• **TASK OBJECTIVE**: Write out every single entry exactly.

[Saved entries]
## start

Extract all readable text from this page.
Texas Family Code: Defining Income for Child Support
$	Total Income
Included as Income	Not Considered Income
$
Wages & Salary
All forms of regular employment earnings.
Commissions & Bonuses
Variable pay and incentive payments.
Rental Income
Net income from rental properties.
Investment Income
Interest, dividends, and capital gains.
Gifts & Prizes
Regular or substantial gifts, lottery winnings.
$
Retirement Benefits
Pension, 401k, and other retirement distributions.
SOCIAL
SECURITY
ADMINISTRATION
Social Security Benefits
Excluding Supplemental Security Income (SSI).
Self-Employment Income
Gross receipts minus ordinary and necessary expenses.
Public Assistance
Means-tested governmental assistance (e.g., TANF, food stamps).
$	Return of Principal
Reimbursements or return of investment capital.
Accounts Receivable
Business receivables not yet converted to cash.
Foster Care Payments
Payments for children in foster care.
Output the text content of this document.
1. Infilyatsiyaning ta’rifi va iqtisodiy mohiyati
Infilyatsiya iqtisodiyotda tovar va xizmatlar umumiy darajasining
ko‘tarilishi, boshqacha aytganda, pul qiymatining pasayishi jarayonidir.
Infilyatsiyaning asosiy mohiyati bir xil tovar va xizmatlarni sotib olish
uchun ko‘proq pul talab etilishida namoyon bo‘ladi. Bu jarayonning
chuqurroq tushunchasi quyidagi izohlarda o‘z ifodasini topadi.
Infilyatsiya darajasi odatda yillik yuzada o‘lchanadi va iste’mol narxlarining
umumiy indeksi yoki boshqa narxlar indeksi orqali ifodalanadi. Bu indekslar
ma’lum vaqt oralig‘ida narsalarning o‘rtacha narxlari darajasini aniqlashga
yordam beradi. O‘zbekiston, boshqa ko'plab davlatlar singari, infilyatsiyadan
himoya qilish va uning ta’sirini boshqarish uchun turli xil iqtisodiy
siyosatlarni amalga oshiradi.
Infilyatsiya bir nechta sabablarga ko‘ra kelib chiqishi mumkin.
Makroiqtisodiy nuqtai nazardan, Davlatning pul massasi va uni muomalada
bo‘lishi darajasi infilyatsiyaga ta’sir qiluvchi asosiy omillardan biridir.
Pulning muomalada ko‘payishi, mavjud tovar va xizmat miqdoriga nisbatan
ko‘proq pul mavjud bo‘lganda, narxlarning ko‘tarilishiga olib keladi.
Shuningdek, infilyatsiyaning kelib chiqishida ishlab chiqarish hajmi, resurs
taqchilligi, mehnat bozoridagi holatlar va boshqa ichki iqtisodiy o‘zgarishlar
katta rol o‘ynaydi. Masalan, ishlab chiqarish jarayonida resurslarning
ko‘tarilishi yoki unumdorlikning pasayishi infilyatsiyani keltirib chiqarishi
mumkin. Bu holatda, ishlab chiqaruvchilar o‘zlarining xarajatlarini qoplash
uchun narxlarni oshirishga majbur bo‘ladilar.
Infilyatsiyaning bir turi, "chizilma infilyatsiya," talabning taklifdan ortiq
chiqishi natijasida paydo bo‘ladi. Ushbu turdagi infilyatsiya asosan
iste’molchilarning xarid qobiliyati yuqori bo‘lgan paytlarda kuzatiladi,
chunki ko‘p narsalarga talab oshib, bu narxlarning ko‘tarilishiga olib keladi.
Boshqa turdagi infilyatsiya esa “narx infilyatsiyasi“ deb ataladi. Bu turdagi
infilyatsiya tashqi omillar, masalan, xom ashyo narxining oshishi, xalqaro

## end

• **WORKED ANSWER**:
Extract all readable text from this page.
Texas Family Code: Defining Income for Child Support
$	Total Income
Included as Income	Not Considered Income
$
Wages & Salary
All forms of regular employment earnings.
Commissions & Bonuses
Variable pay and incentive payments.
Rental Income
Net income from rental properties.
Investment Income
Interest, dividends, and capital gains.
Gifts & Prizes
Regular or substantial gifts, lottery winnings.
$
Retirement Benefits
Pension, 401k, and other retirement distributions.
SOCIAL
SECURITY
ADMINISTRATION
Social Security Benefits
Excluding Supplemental Security Income (SSI).
Self-Employment Income
Gross receipts minus ordinary and necessary expenses.
Public Assistance
Means-tested governmental assistance (e.g., TANF, food stamps).
$	Return of Principal
Reimbursements or return of investment capital.
Accounts Receivable
Business receivables not yet converted to cash.
Foster Care Payments
Payments for children in foster care.
Output the text content of this document.
1. Infilyatsiyaning ta’rifi va iqtisodiy mohiyati
Infilyatsiya iqtisodiyotda tovar va xizmatlar umumiy darajasining
ko‘tarilishi, boshqacha aytganda, pul qiymatining pasayishi jarayonidir.
Infilyatsiyaning asosiy mohiyati bir xil tovar va xizmatlarni sotib olish
uchun ko‘proq pul talab etilishida namoyon bo‘ladi. Bu jarayonning
chuqurroq tushunchasi quyidagi izohlarda o‘z ifodasini topadi.
Infilyatsiya darajasi odatda yillik yuzada o‘lchanadi va iste’mol narxlarining
umumiy indeksi yoki boshqa narxlar indeksi orqali ifodalanadi. Bu indekslar
ma’lum vaqt oralig‘ida narsalarning o‘rtacha narxlari darajasini aniqlashga
yordam beradi. O‘zbekiston, boshqa ko'plab davlatlar singari, infilyatsiyadan
himoya qilish va uning ta’sirini boshqarish uchun turli xil iqtisodiy
siyosatlarni amalga oshiradi.
Infilyatsiya bir nechta sabablarga ko‘ra kelib chiqishi mumkin.
Makroiqtisodiy nuqtai nazardan, Davlatning pul massasi va uni muomalada
bo‘lishi darajasi infilyatsiyaga ta’sir qiluvchi asosiy omillardan biridir.
Pulning muomalada ko‘payishi, mavjud tovar va xizmat miqdoriga nisbatan
ko‘proq pul mavjud bo‘lganda, narxlarning ko‘tarilishiga olib keladi.
Shuningdek, infilyatsiyaning kelib chiqishida ishlab chiqarish hajmi, resurs
taqchilligi, mehnat bozoridagi holatlar va boshqa ichki iqtisodiy o‘zgarishlar
katta rol o‘ynaydi. Masalan, ishlab chiqarish jarayonida resurslarning
ko‘tarilishi yoki unumdorlikning pasayishi infilyatsiyani keltirib chiqarishi
mumkin. Bu holatda, ishlab chiqaruvchilar o‘zlarining xarajatlarini qoplash
uchun narxlarni oshirishga majbur bo‘ladilar.
Infilyatsiyaning bir turi, "chizilma infilyatsiya," talabning taklifdan ortiq
chiqishi natijasida paydo bo‘ladi. Ushbu turdagi infilyatsiya asosan
iste’molchilarning xarid qobiliyati yuqori bo‘lgan paytlarda kuzatiladi,
chunki ko‘p narsalarga talab oshib, bu narxlarning ko‘tarilishiga olib keladi.
Boshqa turdagi infilyatsiya esa “narx infilyatsiyasi“ deb ataladi. Bu turdagi
infilyatsiya tashqi omillar, masalan, xom ashyo narxining oshishi, xalqaro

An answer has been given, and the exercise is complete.